> Görev 1:
Metin parçasındaki "Taraflar arasındaki alacak davasından dolayı yapılan yargılama sonunda, İlk Derece Mahkemesince davanın kabulüne karar verilmiştir." cümlesini İngilizceye çevirir misiniz?
> Görev 2:
Metin parçasına göre aşağıdaki soruları yanıtlar mısınız?
(a) İlk Derece Mahkemesi, davalı vekilinin istinaf başvurusunu hangi tarihli ek kararla reddetmiştir?
(b) Davacı, sürekli işçi kadrosuna hangi tarihte geçmiştir?
(c) Toplu iş sözleşmesi uyarınca davacının ücretine yüzde kaç oranında zam yapılması gerekmektedir?
> Görev 3:
Metin parçasında "Kararın davalı vekili" ile "esastan reddine karar verilmiştir." arasındaki bölümü, bu iki ifade de dahil olmak üzere harfi harfine yazar mısınız?

> Metin Parçası:

▼

"İçtihat Metni"
MAHKEMESİ : İstanbul Bölge Adliye Mahkemesi 41. Hukuk Dairesi
SAYISI : 2022/490 E., 2024/183 K.
KARAR : Ek karar kaldırılarak istinaf başvurusunun esastan reddi
İLK DERECE MAHKEMESİ : İstanbul Anadolu 12. İş Mahkemesi
SAYISI : 2021/198 E., 2021/791 K.
Taraflar arasındaki alacak davasından dolayı yapılan yargılama sonunda, İlk Derece Mahkemesince davanın kabulüne karar verilmiştir.
Kararın davalı vekili tarafından istinaf edilmesi üzerine İlk Derece Mahkemesince 31.12.2021 tarihli ek karar ile hükmün kesin nitelikte bulunduğu gerekçesiyle davalı vekilinin istinaf başvurusunun reddine karar verilmiştir.
İlk Derece Mahkemesinin 31.12.2021 tarihli ek kararının davalı vekili tarafından istinaf edilmesi üzerine, Bölge Adliye Mahkemesince İlk Derece Mahkemesince verilen ek kararının kaldırılmasına ve asıl karara yönelik istinaf incelemesinde davalı vekilinin başvurusunun esastan reddine karar verilmiştir.
Bölge Adliye Mahkemesi kararı davalı vekili tarafından temyiz edilmekle; kesinlik, süre, temyiz şartı ve diğer usul eksiklikleri yönünden yapılan ön inceleme sonucunda, temyiz dilekçesinin kabulüne karar verildikten ve Tetkik Hâkimi tarafından hazırlanan rapor dinlendikten sonra dosyadaki belgeler incelenip gereği düşünüldü:
I. DAVA
Davacı vekili dava dilekçesinde; müvekkilinin 696 sayılı Kanun Hükmünde Kararname (696 sayılı KHK) kapsamında 02.04.2018 tarihinde sürekli işçi kadrosuna geçtiğini ve 375 sayılı Kanun Hükmünde Kararname'nin (375 sayılı KHK) geçici 23 üncü maddesi uyarınca Yüksek Hakem Kurulu tarafından karara bağlanan toplu iş sözleşmesinin sürekli işçi kadrolarına geçirilen işçilere de uygulanacağının hüküm altına alındığını, taraflar arasında imzalanmış belirsiz süreli iş sözleşmesine göre davacıya her ay brüt asgari ücretin %26 oranında fazlası üzerinden günlük olarak ödeme yapılması gerektiğinin düzenlendiğini, ayrıca davacının ücretine toplu iş sözleşmesi uyarınca %4 oranında zam yapılması gerektiğini, ancak davalı tarafça 01.01.2019 tarihinden itibaren müvekkiline yazılı veya sözlü herhangi bir bildirim yapılmadan ve muvafakati alınmadan ücretinin düşürüldüğünü ve iş sözleşmesi dikkate alınmaksızın eksik ödeme yapıldığını ileri sürerek fark ücret alacağının davalıdan tahsiline karar verilmesini talep etmiştir.

▲

> Verilen Bilgiler:

▼

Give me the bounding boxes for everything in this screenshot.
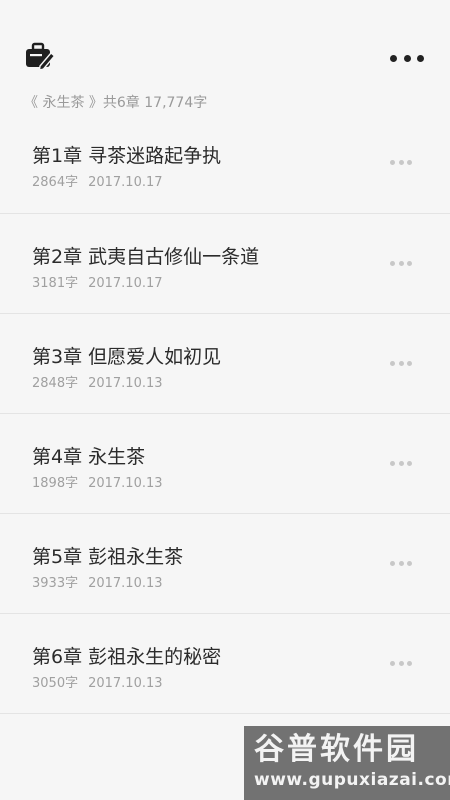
chapter-item[interactable]: 第3章 但愿爱人如初见 2848字 2017.10.13 [0, 314, 450, 414]
top-bar [0, 0, 450, 88]
more-horizontal-icon [417, 54, 424, 62]
chapter-more-button[interactable] [390, 159, 412, 165]
more-options-button[interactable] [390, 50, 424, 66]
chapter-meta: 1898字 2017.10.13 [32, 472, 163, 491]
more-horizontal-icon [398, 560, 404, 566]
book-summary: 《 永生茶 》共6章 17,774字 [24, 95, 208, 111]
chapter-item[interactable]: 第6章 彭祖永生的秘密 3050字 2017.10.13 [0, 614, 450, 714]
more-horizontal-icon [407, 360, 412, 366]
chapter-date: 2017.10.13 [88, 676, 163, 691]
more-horizontal-icon [390, 360, 395, 366]
chapter-word-count: 3933字 [32, 576, 79, 591]
more-horizontal-icon [398, 159, 404, 165]
chapter-title: 第2章 武夷自古修仙一条道 [32, 246, 260, 268]
chapter-date: 2017.10.13 [88, 576, 163, 591]
chapter-item[interactable]: 第2章 武夷自古修仙一条道 3181字 2017.10.17 [0, 214, 450, 314]
more-horizontal-icon [398, 660, 404, 666]
chapter-meta: 3050字 2017.10.13 [32, 672, 163, 691]
chapter-word-count: 2848字 [32, 376, 79, 391]
toolkit-button[interactable] [24, 42, 56, 72]
chapter-title: 第3章 但愿爱人如初见 [32, 346, 222, 368]
more-horizontal-icon [403, 54, 411, 62]
more-horizontal-icon [398, 360, 404, 366]
chapter-meta: 3181字 2017.10.17 [32, 272, 163, 291]
chapter-word-count: 1898字 [32, 476, 79, 491]
watermark-url: www.gupuxiazai.com [254, 770, 450, 790]
chapter-more-button[interactable] [390, 260, 412, 266]
chapter-date: 2017.10.13 [88, 376, 163, 391]
chapter-date: 2017.10.17 [88, 175, 163, 190]
chapter-title: 第1章 寻茶迷路起争执 [32, 145, 222, 167]
chapter-title: 第5章 彭祖永生茶 [32, 546, 184, 568]
watermark-title: 谷普软件园 [254, 732, 419, 767]
more-horizontal-icon [390, 159, 395, 165]
chapter-list-screen: 《 永生茶 》共6章 17,774字 第1章 寻茶迷路起争执 2864字 2017… [0, 0, 450, 800]
chapter-list: 第1章 寻茶迷路起争执 2864字 2017.10.17 第2章 武夷自古修仙一条… [0, 113, 450, 714]
more-horizontal-icon [407, 260, 412, 266]
briefcase-pen-icon [26, 42, 56, 71]
more-horizontal-icon [407, 660, 412, 666]
chapter-item[interactable]: 第4章 永生茶 1898字 2017.10.13 [0, 414, 450, 514]
chapter-word-count: 2864字 [32, 175, 79, 190]
more-horizontal-icon [398, 260, 404, 266]
chapter-title: 第6章 彭祖永生的秘密 [32, 646, 222, 668]
chapter-item[interactable]: 第5章 彭祖永生茶 3933字 2017.10.13 [0, 514, 450, 614]
more-horizontal-icon [390, 260, 395, 266]
chapter-more-button[interactable] [390, 460, 412, 466]
chapter-meta: 3933字 2017.10.13 [32, 572, 163, 591]
chapter-item[interactable]: 第1章 寻茶迷路起争执 2864字 2017.10.17 [0, 113, 450, 214]
site-watermark: 谷普软件园 www.gupuxiazai.com [244, 726, 450, 800]
chapter-word-count: 3181字 [32, 276, 79, 291]
chapter-meta: 2848字 2017.10.13 [32, 372, 163, 391]
chapter-meta: 2864字 2017.10.17 [32, 171, 163, 190]
chapter-date: 2017.10.17 [88, 276, 163, 291]
more-horizontal-icon [390, 560, 395, 566]
chapter-date: 2017.10.13 [88, 476, 163, 491]
more-horizontal-icon [407, 460, 412, 466]
more-horizontal-icon [398, 460, 404, 466]
more-horizontal-icon [390, 54, 397, 62]
chapter-title: 第4章 永生茶 [32, 446, 146, 468]
more-horizontal-icon [390, 660, 395, 666]
chapter-more-button[interactable] [390, 660, 412, 666]
chapter-word-count: 3050字 [32, 676, 79, 691]
chapter-more-button[interactable] [390, 560, 412, 566]
chapter-more-button[interactable] [390, 360, 412, 366]
more-horizontal-icon [407, 560, 412, 566]
more-horizontal-icon [407, 159, 412, 165]
more-horizontal-icon [390, 460, 395, 466]
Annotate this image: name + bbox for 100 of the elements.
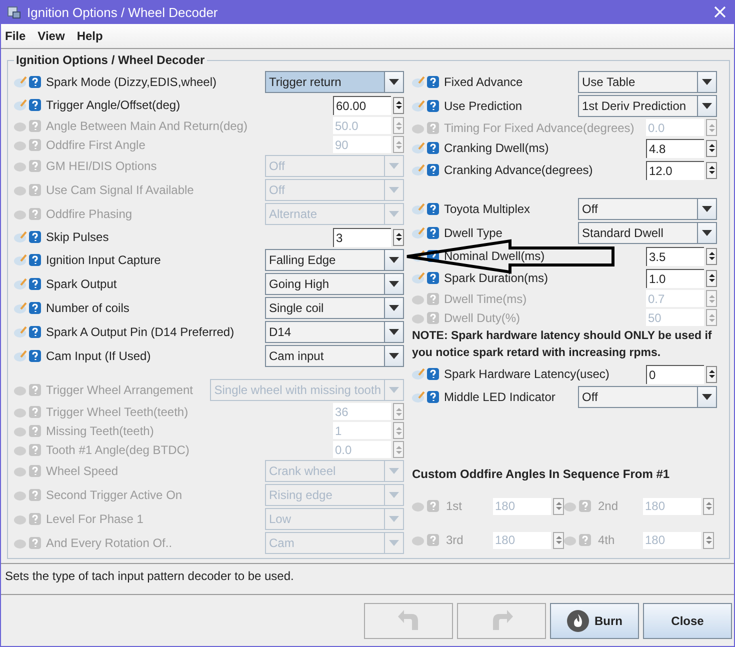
- caret-icon: [389, 353, 399, 359]
- close-icon[interactable]: [714, 6, 726, 18]
- up-down-arrows-icon: [394, 120, 402, 132]
- number-field[interactable]: 0: [646, 364, 704, 384]
- spin-button[interactable]: [706, 248, 717, 264]
- spin-button[interactable]: [393, 96, 404, 114]
- field-label: 3rd: [446, 533, 464, 547]
- field-label: Dwell Time(ms): [444, 292, 527, 306]
- up-down-arrows-icon: [708, 122, 716, 134]
- dropdown[interactable]: Going High: [265, 273, 404, 295]
- note-text: NOTE: Spark hardware latency should ONLY be used if you notice spark retard with increasing rpms.: [412, 329, 713, 361]
- caret-icon: [702, 206, 712, 212]
- menu-item[interactable]: File: [5, 29, 26, 43]
- caret-icon: [389, 281, 399, 287]
- dropdown[interactable]: Standard Dwell: [578, 222, 717, 244]
- caret-icon: [389, 211, 399, 217]
- up-down-arrows-icon: [394, 138, 402, 150]
- dropdown[interactable]: D14: [265, 321, 404, 343]
- number-field[interactable]: 12.0: [646, 160, 704, 180]
- spin-button[interactable]: [706, 140, 717, 156]
- field-label: Use Prediction: [444, 99, 522, 113]
- dropdown[interactable]: Single coil: [265, 297, 404, 319]
- spin-button[interactable]: [706, 270, 717, 286]
- close-button[interactable]: Close: [643, 602, 732, 638]
- dropdown[interactable]: Use Table: [578, 71, 717, 93]
- caret-icon: [389, 387, 399, 393]
- caret-icon: [702, 394, 712, 400]
- field-label: Trigger Wheel Arrangement: [46, 383, 193, 397]
- panel-title: Ignition Options / Wheel Decoder: [15, 53, 206, 67]
- up-down-arrows-icon: [708, 164, 716, 176]
- spin-button[interactable]: [393, 228, 404, 246]
- dropdown[interactable]: 1st Deriv Prediction: [578, 95, 717, 117]
- field-label: 2nd: [598, 499, 618, 513]
- field-label: Toyota Multiplex: [444, 202, 530, 216]
- field-label: Oddfire First Angle: [46, 138, 146, 152]
- flame-icon: [566, 610, 588, 632]
- caret-icon: [389, 163, 399, 169]
- section-heading: Custom Oddfire Angles In Sequence From #1: [412, 467, 671, 481]
- field-label: Nominal Dwell(ms): [444, 249, 545, 263]
- field-label: Missing Teeth(teeth): [46, 424, 154, 438]
- up-down-arrows-icon: [394, 406, 402, 418]
- caret-icon: [389, 468, 399, 474]
- field-label: Angle Between Main And Return(deg): [46, 118, 248, 132]
- up-down-arrows-icon: [394, 231, 402, 243]
- up-down-arrows-icon: [704, 534, 712, 546]
- field-label: Spark Duration(ms): [444, 271, 548, 285]
- up-down-arrows-icon: [708, 368, 716, 380]
- field-label: Fixed Advance: [444, 75, 523, 89]
- number-field[interactable]: 4.8: [646, 138, 704, 158]
- field-label: And Every Rotation Of..: [46, 536, 172, 550]
- field-label: Cranking Advance(degrees): [444, 163, 593, 177]
- caret-icon: [389, 540, 399, 546]
- number-field[interactable]: 60.00: [333, 96, 391, 114]
- field-label: Oddfire Phasing: [46, 207, 132, 221]
- field-label: Timing For Fixed Advance(degrees): [444, 120, 634, 134]
- caret-icon: [389, 187, 399, 193]
- spin-button[interactable]: [706, 366, 717, 382]
- burn-button[interactable]: Burn: [550, 602, 639, 638]
- spin-button[interactable]: [706, 162, 717, 178]
- caret-icon: [702, 103, 712, 109]
- up-down-arrows-icon: [394, 444, 402, 456]
- field-label: Second Trigger Active On: [46, 488, 182, 502]
- up-down-arrows-icon: [708, 250, 716, 262]
- up-down-arrows-icon: [708, 312, 716, 324]
- field-label: Middle LED Indicator: [444, 390, 556, 404]
- menu-item[interactable]: Help: [76, 29, 103, 43]
- field-label: Dwell Type: [444, 226, 502, 240]
- field-label: Wheel Speed: [46, 464, 118, 478]
- caret-icon: [389, 257, 399, 263]
- field-label: Skip Pulses: [46, 230, 109, 244]
- number-field[interactable]: 3.5: [646, 246, 704, 266]
- field-label: Use Cam Signal If Available: [46, 183, 194, 197]
- field-label: 4th: [598, 533, 615, 547]
- field-label: Spark Output: [46, 277, 117, 291]
- dropdown[interactable]: Off: [578, 386, 717, 408]
- field-label: 1st: [446, 499, 462, 513]
- field-label: Number of coils: [46, 301, 130, 315]
- up-down-arrows-icon: [554, 534, 562, 546]
- dropdown[interactable]: Falling Edge: [265, 249, 404, 271]
- field-label: Trigger Angle/Offset(deg): [46, 98, 180, 112]
- up-down-arrows-icon: [708, 272, 716, 284]
- window-icon: [7, 5, 21, 19]
- dropdown[interactable]: Cam input: [265, 345, 404, 367]
- field-label: Tooth #1 Angle(deg BTDC): [46, 442, 190, 456]
- up-down-arrows-icon: [394, 99, 402, 111]
- menu-item[interactable]: View: [38, 29, 65, 43]
- caret-icon: [389, 492, 399, 498]
- up-down-arrows-icon: [394, 424, 402, 436]
- field-label: Level For Phase 1: [46, 512, 144, 526]
- dropdown[interactable]: Off: [578, 198, 717, 220]
- number-field[interactable]: 3: [333, 228, 391, 246]
- number-field[interactable]: 1.0: [646, 268, 704, 288]
- dropdown[interactable]: Trigger return: [265, 71, 404, 93]
- field-label: Spark A Output Pin (D14 Preferred): [46, 325, 234, 339]
- caret-icon: [702, 230, 712, 236]
- field-label: Cranking Dwell(ms): [444, 141, 549, 155]
- field-label: Ignition Input Capture: [46, 253, 161, 267]
- up-down-arrows-icon: [554, 500, 562, 512]
- status-text: Sets the type of tach input pattern decoder to be used.: [1, 563, 734, 595]
- field-label: Dwell Duty(%): [444, 310, 520, 324]
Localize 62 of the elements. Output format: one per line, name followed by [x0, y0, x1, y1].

▲

> Çözüm 1:
At the end of the proceedings held in the receivables case between the parties, the Court of First Instance ruled to accept the case.

> Çözüm 2:
(a) 31.12.2021 tarihli ek kararla.
(b) 02.04.2018 tarihinde.
(c) %4 oranında.

> Çözüm 3:
Kararın davalı vekili tarafından istinaf edilmesi üzerine İlk Derece Mahkemesince 31.12.2021 tarihli ek karar ile hükmün kesin nitelikte bulunduğu gerekçesiyle davalı vekilinin istinaf başvurusunun reddine karar verilmiştir.
İlk Derece Mahkemesinin 31.12.2021 tarihli ek kararının davalı vekili tarafından istinaf edilmesi üzerine, Bölge Adliye Mahkemesince İlk Derece Mahkemesince verilen ek kararının kaldırılmasına ve asıl karara yönelik istinaf incelemesinde davalı vekilinin başvurusunun esastan reddine karar verilmiştir.